DATA PROVIDED:

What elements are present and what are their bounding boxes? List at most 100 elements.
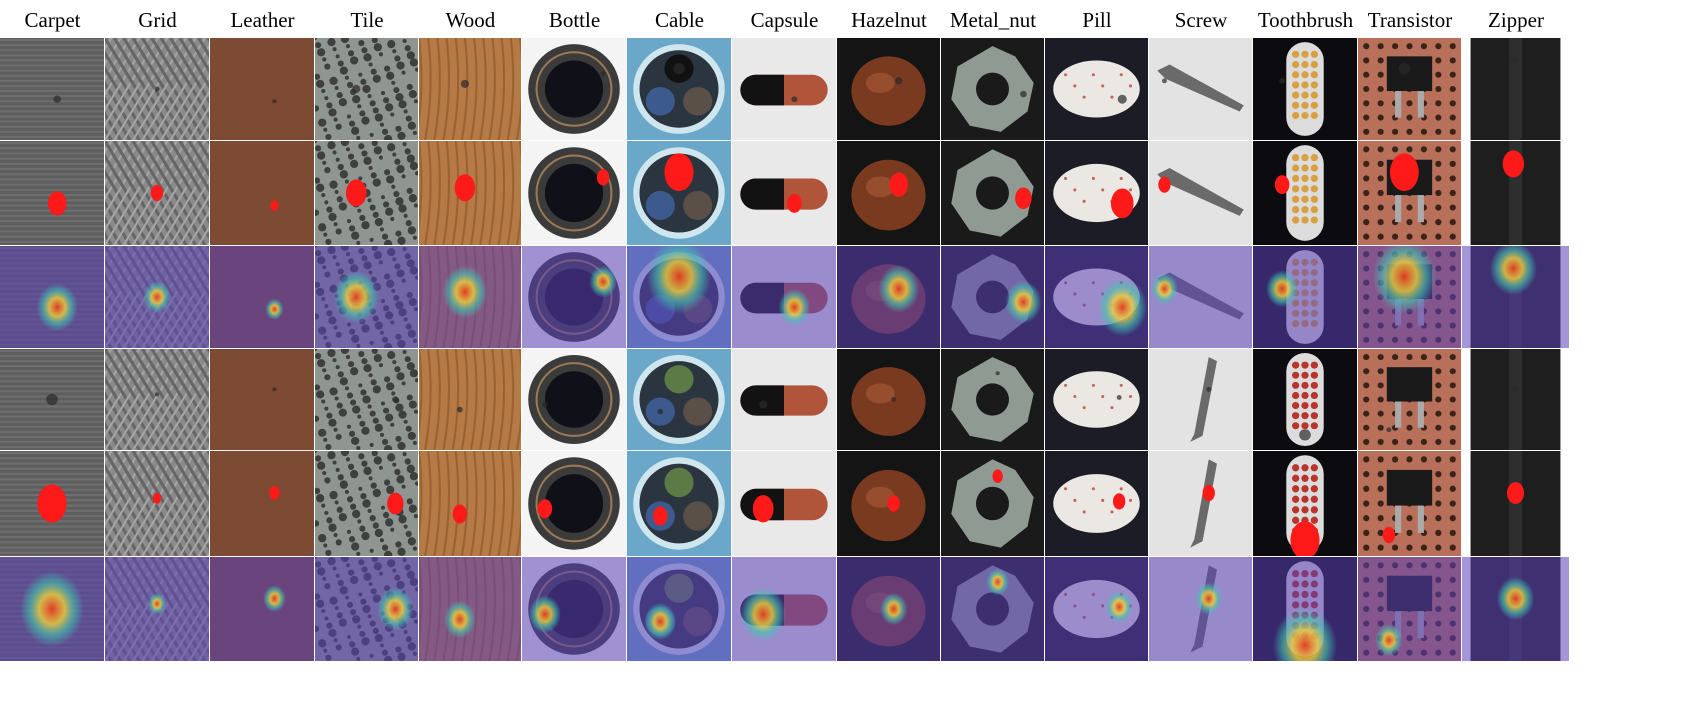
screw-heatmap-image [1149, 557, 1252, 661]
transistor-sample-1-mask [1358, 141, 1461, 245]
transistor-sample-2-heatmap [1358, 557, 1461, 661]
heatmap-hotspot [1150, 272, 1179, 305]
cable-heatmap-image [627, 246, 731, 348]
cable-mask-image [627, 451, 731, 556]
zipper-sample-2-image [1462, 349, 1569, 450]
heatmap-hotspot [1266, 270, 1299, 308]
grid-image-image [105, 349, 209, 450]
grid-sample-2-heatmap [105, 557, 209, 661]
tile-image-image [315, 38, 418, 140]
defect-mask [889, 172, 909, 197]
zipper-image-image [1462, 349, 1569, 450]
heatmap-overlay [522, 246, 626, 348]
wood-heatmap-image [419, 246, 521, 348]
bottle-sample-1-heatmap [522, 246, 626, 348]
heatmap-hotspot [1195, 582, 1223, 615]
column-title-carpet: Carpet [24, 8, 81, 32]
cable-heatmap-image [627, 557, 731, 661]
grid-image-image [105, 38, 209, 140]
grid-sample-1-image [105, 38, 209, 140]
defect-mask [452, 504, 467, 524]
defect-mask [752, 495, 774, 523]
heatmap-hotspot [263, 585, 286, 613]
defect-spot [541, 401, 548, 408]
transistor-image-image [1358, 349, 1461, 450]
toothbrush-sample-1-heatmap [1253, 246, 1357, 348]
column-title-transistor: Transistor [1367, 8, 1453, 32]
bottle-sample-1-image [522, 38, 626, 140]
screw-sample-2-mask [1149, 451, 1252, 556]
column-title-cable: Cable [655, 8, 704, 32]
defect-mask [1202, 484, 1215, 502]
toothbrush-sample-2-heatmap [1253, 557, 1357, 661]
tile-heatmap-image [315, 557, 418, 661]
wood-sample-1-heatmap [419, 246, 521, 348]
defect-spot [1512, 386, 1519, 393]
carpet-image-image [0, 349, 104, 450]
defect-spot [272, 387, 277, 392]
toothbrush-sample-2-mask [1253, 451, 1357, 556]
pill-heatmap-image [1045, 557, 1148, 661]
heatmap-hotspot [442, 265, 488, 319]
metal-nut-sample-1-image [941, 38, 1044, 140]
defect-mask [1502, 150, 1525, 178]
metal-nut-heatmap-image [941, 246, 1044, 348]
column-title-screw: Screw [1174, 8, 1228, 32]
bottle-sample-1-mask [522, 141, 626, 245]
hazelnut-sample-2-image [837, 349, 940, 450]
zipper-heatmap-image [1462, 246, 1569, 348]
bottle-heatmap-image [522, 246, 626, 348]
defect-mask [37, 484, 67, 523]
heatmap-overlay [1358, 557, 1461, 661]
metal-nut-sample-2-heatmap [941, 557, 1044, 661]
defect-mask [992, 469, 1003, 484]
carpet-heatmap-image [0, 557, 104, 661]
wood-image-image [419, 349, 521, 450]
transistor-heatmap-image [1358, 557, 1461, 661]
heatmap-hotspot [19, 571, 85, 647]
wood-sample-2-mask [419, 451, 521, 556]
hazelnut-sample-1-heatmap [837, 246, 940, 348]
capsule-sample-1-heatmap [732, 246, 836, 348]
pill-sample-2-image [1045, 349, 1148, 450]
defect-spot [1509, 56, 1518, 65]
pill-image-image [1045, 349, 1148, 450]
defect-spot [759, 400, 768, 409]
wood-image-image [419, 38, 521, 140]
transistor-image-image [1358, 38, 1461, 140]
capsule-sample-1-mask [732, 141, 836, 245]
heatmap-hotspot [265, 298, 284, 320]
defect-spot [1386, 427, 1392, 433]
tile-mask-image [315, 451, 418, 556]
heatmap-hotspot [1005, 280, 1042, 324]
defect-spot [600, 71, 606, 77]
bottle-sample-2-mask [522, 451, 626, 556]
defect-spot [352, 84, 361, 94]
hazelnut-image-image [837, 349, 940, 450]
defect-mask [47, 191, 67, 216]
toothbrush-heatmap-image [1253, 246, 1357, 348]
leather-mask-image [210, 451, 314, 556]
toothbrush-mask-image [1253, 451, 1357, 556]
pill-mask-image [1045, 451, 1148, 556]
transistor-heatmap-image [1358, 246, 1461, 348]
pill-sample-1-heatmap [1045, 246, 1148, 348]
heatmap-hotspot [1375, 623, 1403, 657]
tile-mask-image [315, 141, 418, 245]
leather-heatmap-image [210, 557, 314, 661]
hazelnut-image-image [837, 38, 940, 140]
column-title-wood: Wood [445, 8, 496, 32]
defect-spot [392, 396, 399, 403]
screw-heatmap-image [1149, 246, 1252, 348]
toothbrush-heatmap-image [1253, 557, 1357, 661]
carpet-sample-2-mask [0, 451, 104, 556]
wood-sample-1-image [419, 38, 521, 140]
column-title-pill: Pill [1082, 8, 1112, 32]
tile-heatmap-image [315, 246, 418, 348]
screw-sample-2-image [1149, 349, 1252, 450]
defect-mask [270, 200, 279, 211]
bottle-sample-2-heatmap [522, 557, 626, 661]
pill-heatmap-image [1045, 246, 1148, 348]
tile-sample-1-heatmap [315, 246, 418, 348]
grid-heatmap-image [105, 557, 209, 661]
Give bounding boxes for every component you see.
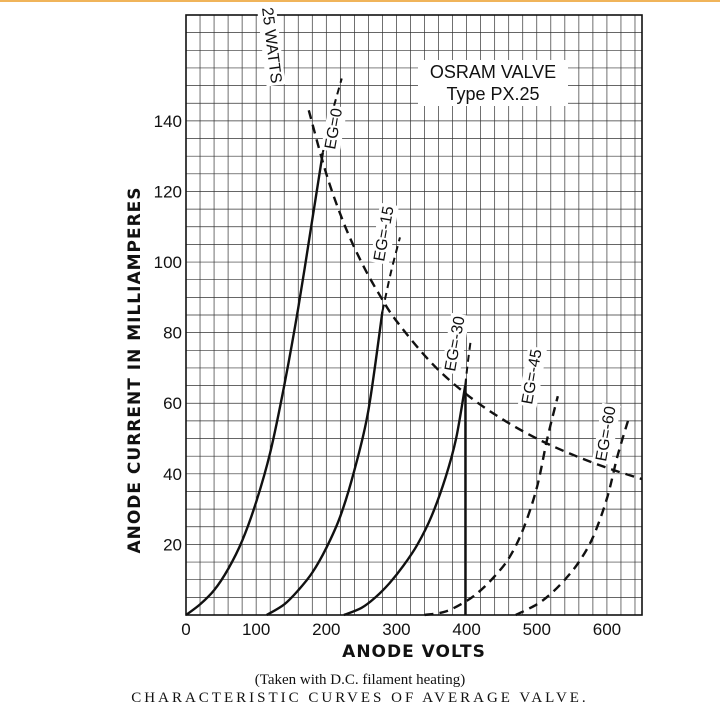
curve-label-bg	[320, 104, 348, 153]
curve-label-bg	[256, 4, 286, 87]
series-line-4	[515, 420, 630, 617]
x-tick-label: 0	[181, 620, 190, 639]
axes: 0 100 200 300 400 500 600 20 40 60 80 100 120 140 ANOD…	[125, 14, 643, 662]
y-axis-label: ANODE CURRENT IN MILLIAMPERES	[125, 186, 145, 553]
y-tick-label: 100	[154, 253, 182, 272]
characteristic-curves-chart: 0 100 200 300 400 500 600 20 40 60 80 100 120 140 ANOD…	[125, 4, 643, 662]
caption-filament-note: (Taken with D.C. filament heating)	[254, 672, 466, 688]
x-tick-label: 400	[452, 620, 480, 639]
y-tick-label: 60	[163, 394, 182, 413]
series-line-2	[343, 385, 467, 617]
x-tick-label: 300	[382, 620, 410, 639]
curve-label: EG=0	[322, 107, 346, 151]
curve-label-bg	[517, 345, 547, 408]
curve-label-bg	[369, 202, 399, 265]
series-line-3	[424, 395, 559, 617]
y-tick-label: 40	[163, 465, 182, 484]
plot-frame	[185, 14, 643, 616]
x-tick-label: 100	[242, 620, 270, 639]
caption-title: CHARACTERISTIC CURVES OF AVERAGE VALVE.	[131, 690, 589, 706]
x-tick-label: 200	[312, 620, 340, 639]
series-line-1	[266, 311, 384, 617]
curve-label-bg	[591, 402, 621, 465]
x-tick-label: 500	[523, 620, 551, 639]
curves	[185, 78, 643, 617]
title-background	[418, 60, 568, 106]
y-tick-label: 120	[154, 182, 182, 201]
grid	[185, 14, 642, 616]
series-extension-2	[464, 339, 472, 386]
series-extension-1	[381, 237, 401, 312]
series-line-0	[185, 152, 324, 616]
top-border	[0, 0, 720, 2]
chart-title: OSRAM VALVE	[430, 62, 556, 82]
chart-subtitle: Type PX.25	[446, 84, 539, 104]
x-tick-label: 600	[593, 620, 621, 639]
x-axis-label: ANODE VOLTS	[342, 642, 486, 662]
y-tick-label: 80	[163, 324, 182, 343]
series-line-5	[307, 109, 643, 481]
curve-label-bg	[440, 312, 470, 375]
y-tick-label: 20	[163, 535, 182, 554]
y-tick-label: 140	[154, 112, 182, 131]
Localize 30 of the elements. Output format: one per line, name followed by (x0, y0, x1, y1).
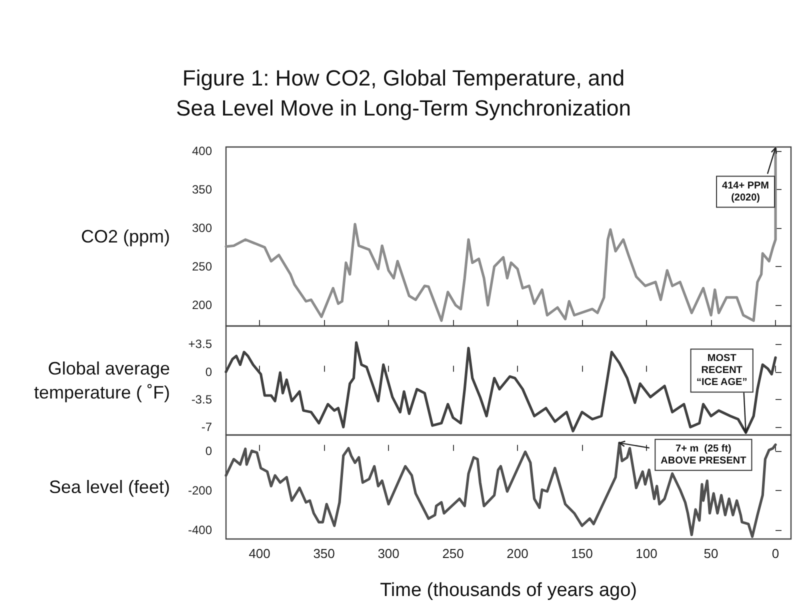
x-tick-label: 250 (442, 546, 464, 561)
line-series (224, 146, 777, 322)
y-tick-label: -3.5 (191, 392, 212, 406)
x-tick-label: 50 (704, 546, 718, 561)
y-tick-label: -200 (188, 483, 212, 498)
y-tick-label: 200 (192, 298, 212, 312)
y-axis-title: CO2 (ppm) (80, 226, 170, 246)
y-tick-label: 300 (192, 221, 212, 236)
y-tick-label: -7 (201, 420, 212, 434)
y-tick-label: 0 (205, 444, 212, 458)
y-tick-label: 250 (192, 260, 212, 274)
y-tick-label: 0 (205, 364, 212, 379)
x-tick-label: 350 (313, 546, 335, 561)
x-tick-label: 200 (506, 546, 528, 561)
y-axis-title: Global average temperature ( ˚F) (34, 358, 170, 402)
y-axis-title: Sea level (feet) (48, 477, 170, 497)
annotation: MOST RECENT “ICE AGE” (696, 353, 748, 388)
x-tick-label: 0 (772, 546, 780, 561)
x-tick-label: 300 (378, 546, 400, 561)
y-tick-label: 350 (192, 182, 212, 196)
x-tick-label: 150 (571, 546, 593, 561)
y-tick-label: +3.5 (188, 337, 212, 352)
x-tick-label: 400 (248, 546, 270, 561)
annotation: 7+ m (25 ft) ABOVE PRESENT (660, 443, 746, 466)
annotation: 414+ PPM (2020) (722, 180, 770, 204)
x-tick-label: 100 (636, 546, 658, 561)
x-axis-title: Time (thousands of years ago) (380, 580, 637, 601)
chart-title: Figure 1: How CO2, Global Temperature, and Sea Level Move in Long-Term Synchronization (176, 66, 631, 120)
y-tick-label: -400 (188, 523, 212, 538)
y-tick-label: 400 (192, 144, 212, 158)
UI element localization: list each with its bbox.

TASK DESCRIPTION: Reproduce verbatim the lines of the records that start at the line containing "104, 348, 153]" and end after the line containing "axes: 0 100".

FULL OUTPUT:
curve-label-bg	[320, 104, 348, 153]
curve-label-bg	[256, 4, 286, 87]
series-line-4	[515, 420, 630, 617]
x-tick-label: 0	[181, 620, 190, 639]
axes: 0 100 200 300 400 500 600 20 40 60 80 100 120 140 ANOD…	[125, 14, 643, 662]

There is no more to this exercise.